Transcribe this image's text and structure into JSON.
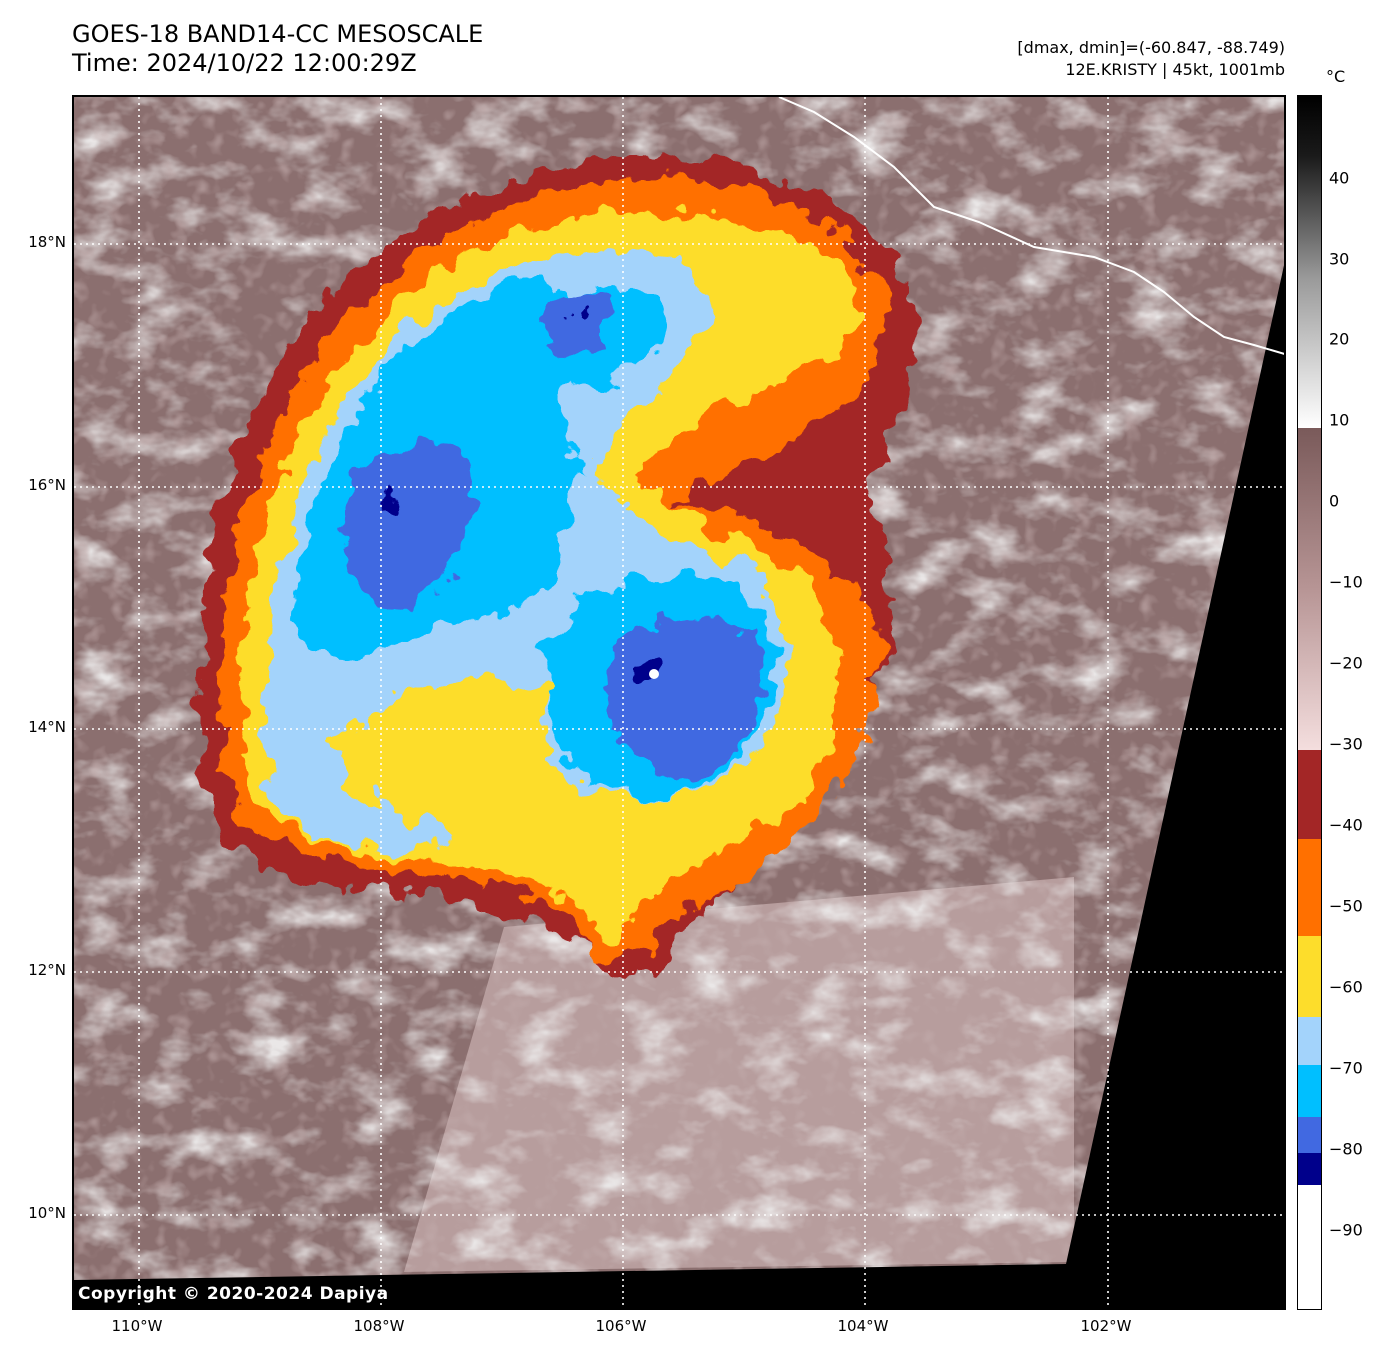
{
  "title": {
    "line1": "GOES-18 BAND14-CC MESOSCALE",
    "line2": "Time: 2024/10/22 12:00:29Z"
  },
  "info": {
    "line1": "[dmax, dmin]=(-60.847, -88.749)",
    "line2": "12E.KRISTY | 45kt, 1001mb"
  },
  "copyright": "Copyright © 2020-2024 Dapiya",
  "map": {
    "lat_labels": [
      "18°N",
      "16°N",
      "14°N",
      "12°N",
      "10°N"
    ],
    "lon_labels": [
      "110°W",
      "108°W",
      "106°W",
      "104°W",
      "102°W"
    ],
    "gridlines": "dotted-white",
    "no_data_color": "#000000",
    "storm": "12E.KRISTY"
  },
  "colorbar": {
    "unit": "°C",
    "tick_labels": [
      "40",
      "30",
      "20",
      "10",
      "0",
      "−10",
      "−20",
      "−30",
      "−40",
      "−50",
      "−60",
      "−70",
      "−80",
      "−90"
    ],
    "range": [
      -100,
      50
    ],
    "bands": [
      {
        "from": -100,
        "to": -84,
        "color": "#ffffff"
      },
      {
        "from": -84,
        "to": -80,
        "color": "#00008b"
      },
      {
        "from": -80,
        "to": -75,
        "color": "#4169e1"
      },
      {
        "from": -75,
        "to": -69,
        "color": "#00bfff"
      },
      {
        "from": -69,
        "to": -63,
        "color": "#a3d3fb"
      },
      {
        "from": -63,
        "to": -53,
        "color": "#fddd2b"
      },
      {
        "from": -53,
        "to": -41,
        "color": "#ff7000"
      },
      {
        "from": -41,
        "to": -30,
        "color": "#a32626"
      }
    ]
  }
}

+++

**Given instruction:**
Return all of the data exactly as written, and drop the pictures.

**Complete output:**
Transcribe this image's text and structure into JSON.
{
  "title": {
    "line1": "GOES-18 BAND14-CC MESOSCALE",
    "line2": "Time: 2024/10/22 12:00:29Z"
  },
  "info": {
    "line1": "[dmax, dmin]=(-60.847, -88.749)",
    "line2": "12E.KRISTY | 45kt, 1001mb"
  },
  "copyright": "Copyright © 2020-2024 Dapiya",
  "map": {
    "lat_labels": [
      "18°N",
      "16°N",
      "14°N",
      "12°N",
      "10°N"
    ],
    "lon_labels": [
      "110°W",
      "108°W",
      "106°W",
      "104°W",
      "102°W"
    ],
    "gridlines": "dotted-white",
    "no_data_color": "#000000",
    "storm": "12E.KRISTY"
  },
  "colorbar": {
    "unit": "°C",
    "tick_labels": [
      "40",
      "30",
      "20",
      "10",
      "0",
      "−10",
      "−20",
      "−30",
      "−40",
      "−50",
      "−60",
      "−70",
      "−80",
      "−90"
    ],
    "range": [
      -100,
      50
    ],
    "bands": [
      {
        "from": -100,
        "to": -84,
        "color": "#ffffff"
      },
      {
        "from": -84,
        "to": -80,
        "color": "#00008b"
      },
      {
        "from": -80,
        "to": -75,
        "color": "#4169e1"
      },
      {
        "from": -75,
        "to": -69,
        "color": "#00bfff"
      },
      {
        "from": -69,
        "to": -63,
        "color": "#a3d3fb"
      },
      {
        "from": -63,
        "to": -53,
        "color": "#fddd2b"
      },
      {
        "from": -53,
        "to": -41,
        "color": "#ff7000"
      },
      {
        "from": -41,
        "to": -30,
        "color": "#a32626"
      }
    ]
  }
}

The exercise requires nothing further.